● Stated task:
In the data below, find each line containing the string "ylabel" and return it.

** Begin **

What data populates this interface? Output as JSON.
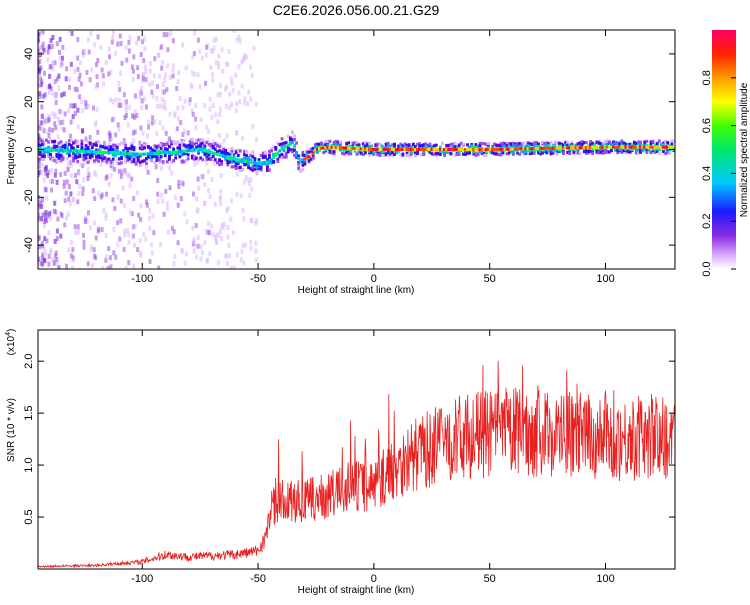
{
  "title": "C2E6.2026.056.00.21.G29",
  "chart_data": [
    {
      "type": "heatmap",
      "xlabel": "Height of straight line (km)",
      "ylabel": "Frequency (Hz)",
      "xlim": [
        -145,
        130
      ],
      "ylim": [
        -50,
        50
      ],
      "xticks": [
        -100,
        -50,
        0,
        50,
        100
      ],
      "xtick_labels": [
        "-100",
        "-50",
        "0",
        "50",
        "100"
      ],
      "yticks": [
        -40,
        -20,
        0,
        20,
        40
      ],
      "ytick_labels": [
        "-40",
        "-20",
        "0",
        "20",
        "40"
      ],
      "colorbar": {
        "label": "Normalized spectral amplitude",
        "range": [
          0,
          1
        ],
        "ticks": [
          0.0,
          0.2,
          0.4,
          0.6,
          0.8
        ],
        "tick_labels": [
          "0.0",
          "0.2",
          "0.4",
          "0.6",
          "0.8"
        ],
        "colors": [
          "#ffffff",
          "#cc88ff",
          "#6600cc",
          "#0000ff",
          "#00c8ff",
          "#00ff00",
          "#ffff00",
          "#ff8800",
          "#ff0000",
          "#ff0066"
        ]
      },
      "ridge": {
        "x": [
          -145,
          -120,
          -100,
          -85,
          -75,
          -60,
          -50,
          -45,
          -40,
          -35,
          -32,
          -28,
          -25,
          -20,
          0,
          50,
          100,
          130
        ],
        "frequency": [
          0,
          -1,
          -2,
          -1,
          0,
          -4,
          -6,
          -5,
          0,
          3,
          -5,
          -3,
          0,
          1,
          0,
          0,
          1,
          1
        ]
      }
    },
    {
      "type": "line",
      "xlabel": "Height of straight line (km)",
      "ylabel": "SNR (10 * v/v)",
      "y_multiplier": "(x10",
      "y_multiplier_exp": "4",
      "xlim": [
        -145,
        130
      ],
      "ylim": [
        0,
        2.3
      ],
      "xticks": [
        -100,
        -50,
        0,
        50,
        100
      ],
      "xtick_labels": [
        "-100",
        "-50",
        "0",
        "50",
        "100"
      ],
      "yticks": [
        0.5,
        1.0,
        1.5,
        2.0
      ],
      "ytick_labels": [
        "0.5",
        "1.0",
        "1.5",
        "2.0"
      ],
      "series": [
        {
          "color": "#e82020",
          "envelope_x": [
            -145,
            -120,
            -100,
            -90,
            -80,
            -60,
            -50,
            -46,
            -44,
            -40,
            -30,
            -20,
            -10,
            0,
            10,
            20,
            30,
            40,
            50,
            60,
            70,
            80,
            90,
            100,
            110,
            120,
            130
          ],
          "envelope_y": [
            0.02,
            0.03,
            0.06,
            0.12,
            0.1,
            0.12,
            0.15,
            0.3,
            0.6,
            0.65,
            0.65,
            0.7,
            0.8,
            0.8,
            1.0,
            1.12,
            1.22,
            1.28,
            1.3,
            1.33,
            1.3,
            1.3,
            1.28,
            1.25,
            1.25,
            1.28,
            1.25
          ]
        }
      ]
    }
  ]
}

** End **

● Answer to this exercise:
      "ylabel": "Frequency (Hz)",
      "ylabel": "SNR (10 * v/v)",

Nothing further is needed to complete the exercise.